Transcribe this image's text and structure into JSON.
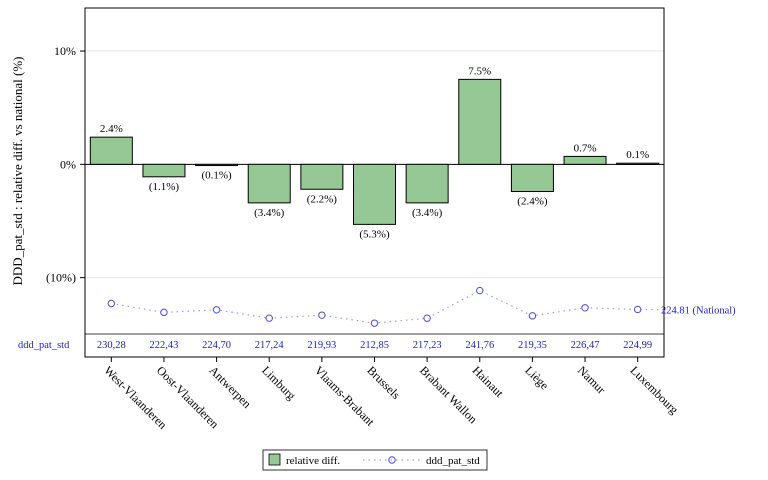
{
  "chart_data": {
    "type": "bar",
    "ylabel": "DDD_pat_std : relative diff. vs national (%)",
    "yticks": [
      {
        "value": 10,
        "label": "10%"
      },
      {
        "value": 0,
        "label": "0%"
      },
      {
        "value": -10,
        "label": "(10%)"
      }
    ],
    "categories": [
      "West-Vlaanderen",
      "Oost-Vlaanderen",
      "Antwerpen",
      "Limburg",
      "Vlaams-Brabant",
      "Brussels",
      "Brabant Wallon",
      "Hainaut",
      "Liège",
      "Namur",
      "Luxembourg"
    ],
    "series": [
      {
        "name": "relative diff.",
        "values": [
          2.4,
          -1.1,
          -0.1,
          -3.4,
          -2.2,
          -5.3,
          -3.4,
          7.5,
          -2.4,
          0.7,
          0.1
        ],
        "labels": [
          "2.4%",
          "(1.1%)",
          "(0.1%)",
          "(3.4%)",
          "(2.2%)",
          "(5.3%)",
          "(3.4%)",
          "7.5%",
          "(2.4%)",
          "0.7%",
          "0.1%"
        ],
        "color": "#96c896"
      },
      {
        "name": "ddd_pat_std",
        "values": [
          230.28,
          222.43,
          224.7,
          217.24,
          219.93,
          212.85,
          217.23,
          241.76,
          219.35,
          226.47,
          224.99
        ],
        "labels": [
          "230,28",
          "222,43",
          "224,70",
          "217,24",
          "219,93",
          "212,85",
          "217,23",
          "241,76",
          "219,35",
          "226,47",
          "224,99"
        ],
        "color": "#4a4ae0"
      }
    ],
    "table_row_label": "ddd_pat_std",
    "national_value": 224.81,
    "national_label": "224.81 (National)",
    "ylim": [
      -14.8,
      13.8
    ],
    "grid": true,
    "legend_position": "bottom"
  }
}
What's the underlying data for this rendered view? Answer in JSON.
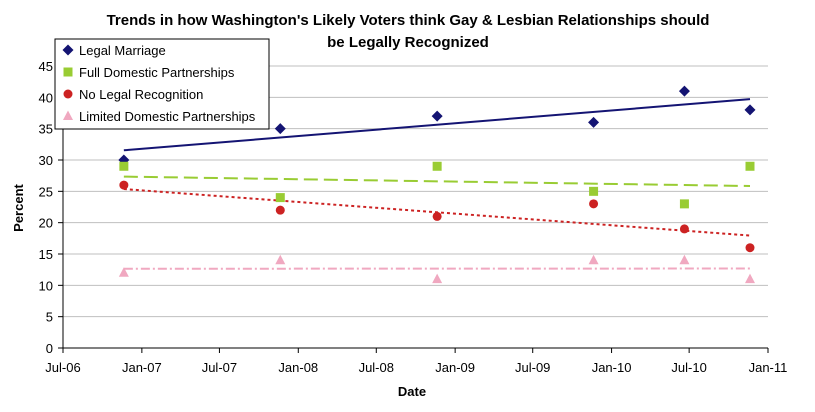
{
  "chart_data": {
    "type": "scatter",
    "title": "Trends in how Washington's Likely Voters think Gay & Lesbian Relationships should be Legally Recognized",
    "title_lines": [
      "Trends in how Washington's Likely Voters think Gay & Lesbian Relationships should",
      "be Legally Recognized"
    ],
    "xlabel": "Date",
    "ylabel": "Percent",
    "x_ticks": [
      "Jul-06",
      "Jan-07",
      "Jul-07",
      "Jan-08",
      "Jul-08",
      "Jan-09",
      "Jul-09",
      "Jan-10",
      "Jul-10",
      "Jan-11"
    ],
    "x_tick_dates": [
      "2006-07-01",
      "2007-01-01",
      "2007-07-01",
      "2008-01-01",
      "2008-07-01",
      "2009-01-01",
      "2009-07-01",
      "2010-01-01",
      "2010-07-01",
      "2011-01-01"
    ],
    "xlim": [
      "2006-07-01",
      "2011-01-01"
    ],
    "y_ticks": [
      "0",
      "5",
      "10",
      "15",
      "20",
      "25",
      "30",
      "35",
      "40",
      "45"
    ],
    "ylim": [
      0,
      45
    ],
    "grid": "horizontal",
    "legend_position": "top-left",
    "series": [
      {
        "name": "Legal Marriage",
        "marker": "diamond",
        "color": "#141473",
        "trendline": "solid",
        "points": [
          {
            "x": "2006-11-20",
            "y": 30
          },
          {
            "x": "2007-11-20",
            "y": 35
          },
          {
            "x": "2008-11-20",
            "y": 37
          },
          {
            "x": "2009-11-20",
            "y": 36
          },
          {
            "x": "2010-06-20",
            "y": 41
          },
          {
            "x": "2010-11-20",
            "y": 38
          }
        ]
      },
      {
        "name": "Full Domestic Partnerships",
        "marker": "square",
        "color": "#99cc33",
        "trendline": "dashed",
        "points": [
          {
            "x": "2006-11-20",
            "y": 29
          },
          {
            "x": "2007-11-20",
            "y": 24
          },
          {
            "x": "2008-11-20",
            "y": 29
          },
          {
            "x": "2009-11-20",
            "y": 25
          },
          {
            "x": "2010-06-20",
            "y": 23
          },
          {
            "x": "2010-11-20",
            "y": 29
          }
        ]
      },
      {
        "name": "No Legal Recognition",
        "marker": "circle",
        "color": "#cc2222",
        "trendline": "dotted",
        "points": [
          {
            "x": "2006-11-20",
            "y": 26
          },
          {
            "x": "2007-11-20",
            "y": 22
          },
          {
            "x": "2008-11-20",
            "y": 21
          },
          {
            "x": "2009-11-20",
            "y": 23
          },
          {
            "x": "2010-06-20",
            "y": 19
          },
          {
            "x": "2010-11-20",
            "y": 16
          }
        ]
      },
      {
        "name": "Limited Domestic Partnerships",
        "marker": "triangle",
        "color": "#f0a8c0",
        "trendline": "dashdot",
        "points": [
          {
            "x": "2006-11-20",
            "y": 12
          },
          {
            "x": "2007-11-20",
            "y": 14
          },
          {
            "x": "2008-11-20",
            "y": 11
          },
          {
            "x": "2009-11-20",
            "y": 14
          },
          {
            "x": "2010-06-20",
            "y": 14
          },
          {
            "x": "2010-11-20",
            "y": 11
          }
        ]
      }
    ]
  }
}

★ ★ ★

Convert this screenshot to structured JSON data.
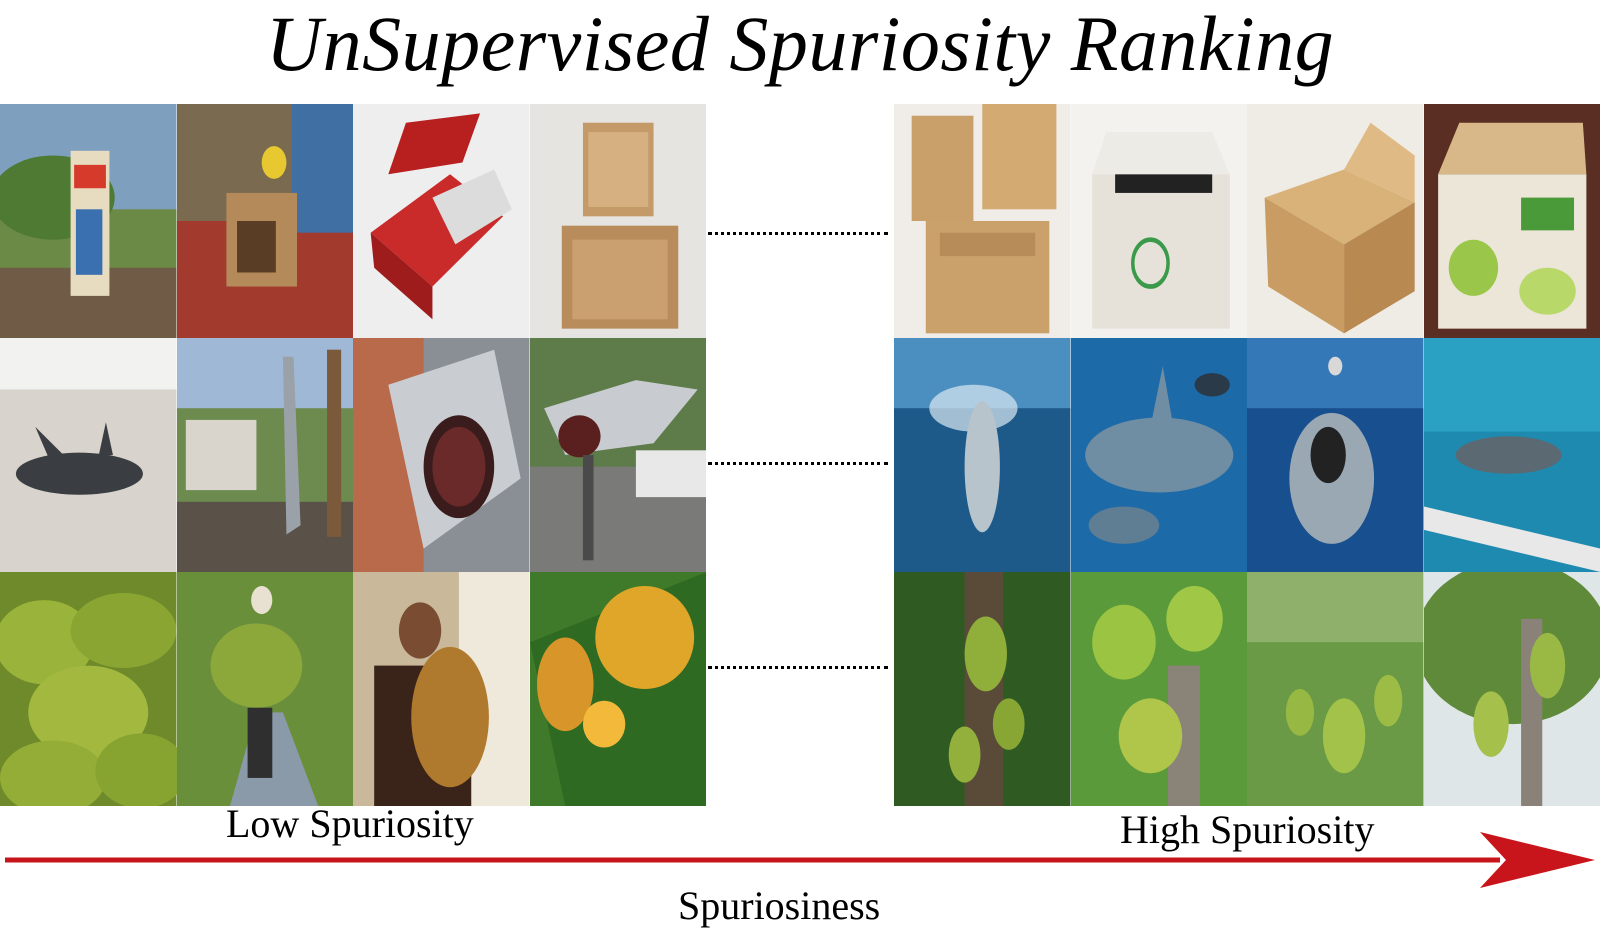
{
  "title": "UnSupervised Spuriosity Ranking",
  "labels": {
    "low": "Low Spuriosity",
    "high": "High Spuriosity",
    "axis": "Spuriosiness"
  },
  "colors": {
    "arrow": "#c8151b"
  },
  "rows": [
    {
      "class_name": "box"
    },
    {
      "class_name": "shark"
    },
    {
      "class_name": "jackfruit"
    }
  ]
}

★ ★ ★

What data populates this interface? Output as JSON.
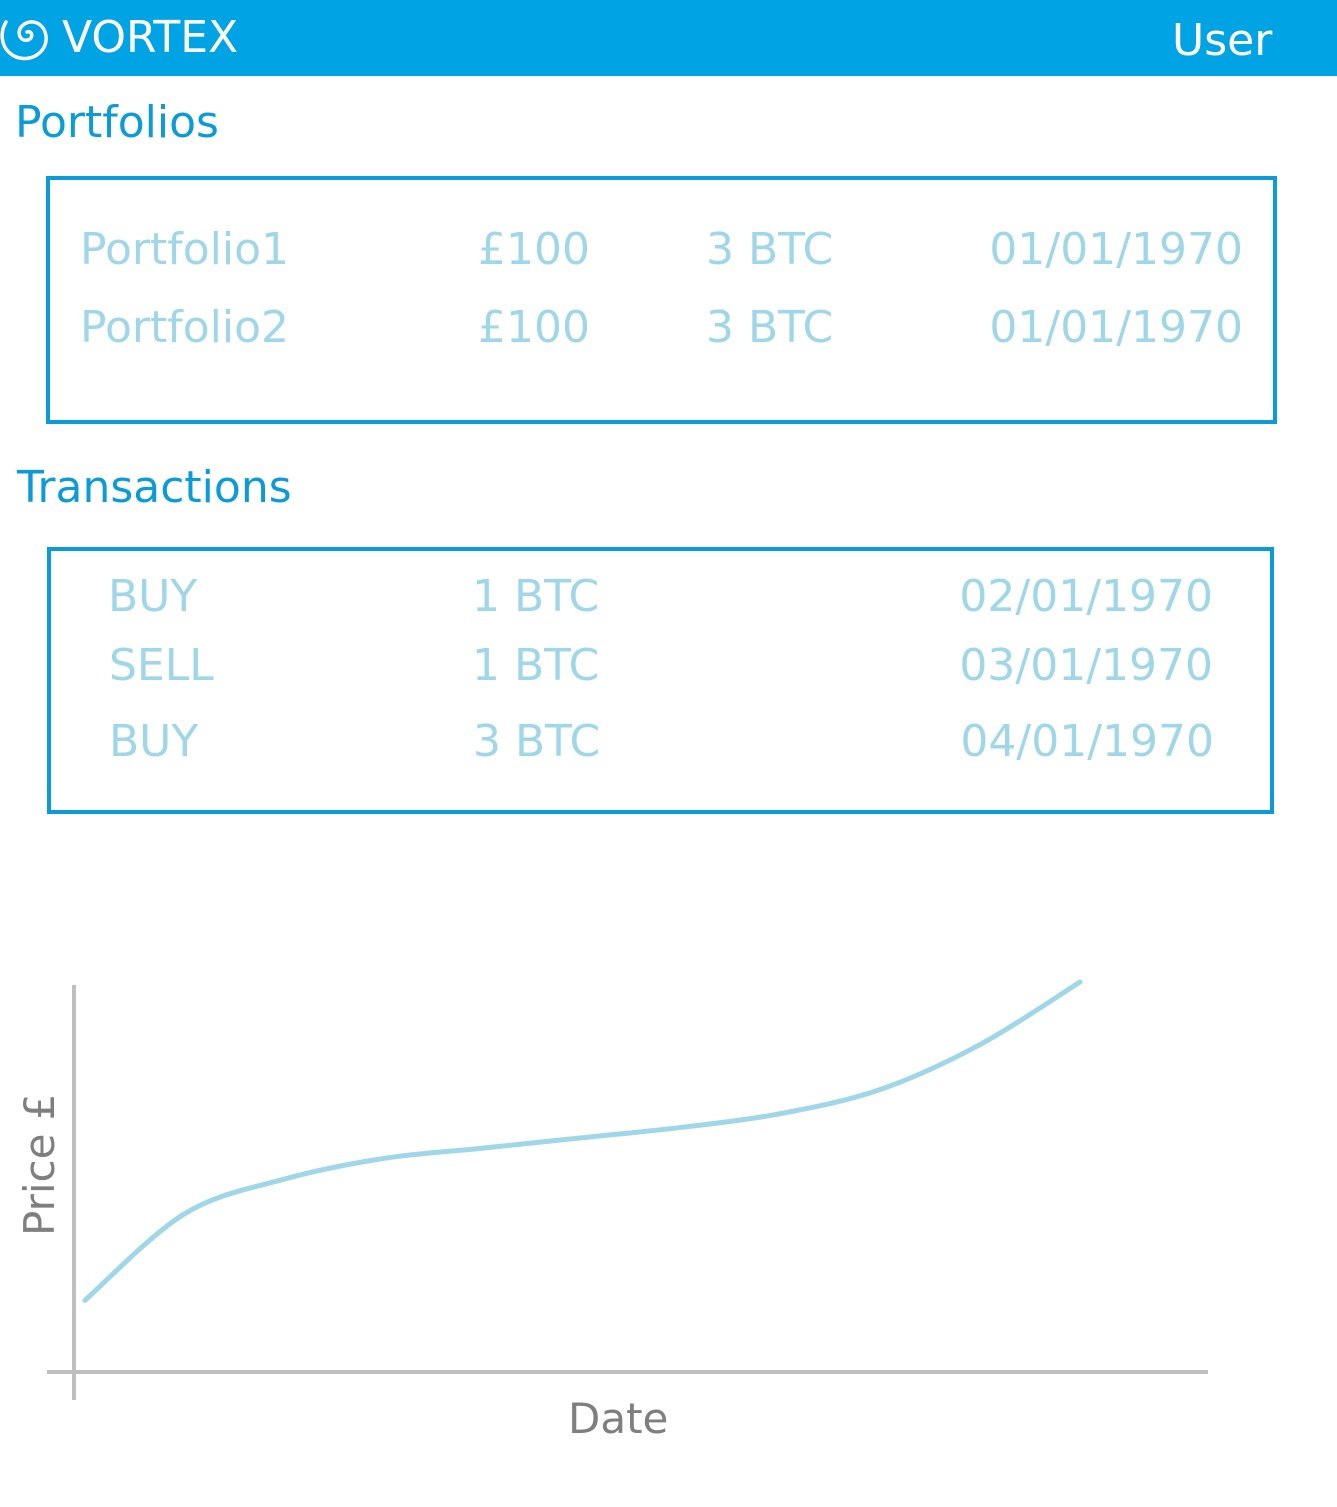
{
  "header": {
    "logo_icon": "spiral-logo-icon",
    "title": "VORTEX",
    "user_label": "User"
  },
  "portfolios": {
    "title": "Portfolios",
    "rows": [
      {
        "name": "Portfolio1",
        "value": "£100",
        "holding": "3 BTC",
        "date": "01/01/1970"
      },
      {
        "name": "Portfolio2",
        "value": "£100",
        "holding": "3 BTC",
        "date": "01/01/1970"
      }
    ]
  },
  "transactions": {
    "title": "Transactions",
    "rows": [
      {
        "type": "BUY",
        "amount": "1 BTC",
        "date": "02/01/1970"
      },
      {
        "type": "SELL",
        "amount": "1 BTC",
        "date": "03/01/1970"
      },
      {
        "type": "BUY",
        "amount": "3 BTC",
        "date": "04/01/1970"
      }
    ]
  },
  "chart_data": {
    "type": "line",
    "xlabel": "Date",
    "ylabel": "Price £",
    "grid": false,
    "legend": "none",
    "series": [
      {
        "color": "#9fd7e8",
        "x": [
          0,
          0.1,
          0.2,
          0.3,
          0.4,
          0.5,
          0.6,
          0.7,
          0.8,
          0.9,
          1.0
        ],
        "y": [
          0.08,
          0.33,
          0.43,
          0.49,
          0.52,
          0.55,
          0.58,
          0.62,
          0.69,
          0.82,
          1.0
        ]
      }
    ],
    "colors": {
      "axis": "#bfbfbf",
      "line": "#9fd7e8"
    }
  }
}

★ ★ ★

Problem requirements: Search the listing above for the string "What". Copy every line that contains it.

The response:
What's the underlying data for this rendered view? Answer in JSON.
What data populates this interface? Output as JSON.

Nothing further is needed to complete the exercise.